Task to complete:
Write the data out again, exactly as given.

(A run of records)

• • •

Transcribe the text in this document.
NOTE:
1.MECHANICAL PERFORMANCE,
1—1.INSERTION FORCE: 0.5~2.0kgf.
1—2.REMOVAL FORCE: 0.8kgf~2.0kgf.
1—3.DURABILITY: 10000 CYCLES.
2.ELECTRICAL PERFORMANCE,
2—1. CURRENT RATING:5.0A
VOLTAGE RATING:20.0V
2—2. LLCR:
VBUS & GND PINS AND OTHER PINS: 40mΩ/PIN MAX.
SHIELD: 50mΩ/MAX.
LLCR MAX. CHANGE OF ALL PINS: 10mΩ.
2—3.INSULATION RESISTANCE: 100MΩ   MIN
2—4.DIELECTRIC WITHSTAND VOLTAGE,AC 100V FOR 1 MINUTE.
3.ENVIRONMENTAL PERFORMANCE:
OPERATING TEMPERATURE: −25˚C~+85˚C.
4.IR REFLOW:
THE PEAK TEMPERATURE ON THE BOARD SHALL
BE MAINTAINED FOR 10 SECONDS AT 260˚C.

• • •

Solution to this problem:
Transcribe the text in this document.
NOTE:
1.MECHANICAL PERFORMANCE,
1—1.INSERTION FORCE: 0.5~2.0kgf.
1—2.REMOVAL FORCE: 0.8kgf~2.0kgf.
1—3.DURABILITY: 10000 CYCLES.
2.ELECTRICAL PERFORMANCE,
2—1. CURRENT RATING:5.0A
VOLTAGE RATING:20.0V
2—2. LLCR:
VBUS & GND PINS AND OTHER PINS: 40mΩ/PIN MAX.
SHIELD: 50mΩ/MAX.
LLCR MAX. CHANGE OF ALL PINS: 10mΩ.
2—3.INSULATION RESISTANCE: 100MΩ   MIN
2—4.DIELECTRIC WITHSTAND VOLTAGE,AC 100V FOR 1 MINUTE.
3.ENVIRONMENTAL PERFORMANCE:
OPERATING TEMPERATURE: −25˚C~+85˚C.
4.IR REFLOW:
THE PEAK TEMPERATURE ON THE BOARD SHALL
BE MAINTAINED FOR 10 SECONDS AT 260˚C.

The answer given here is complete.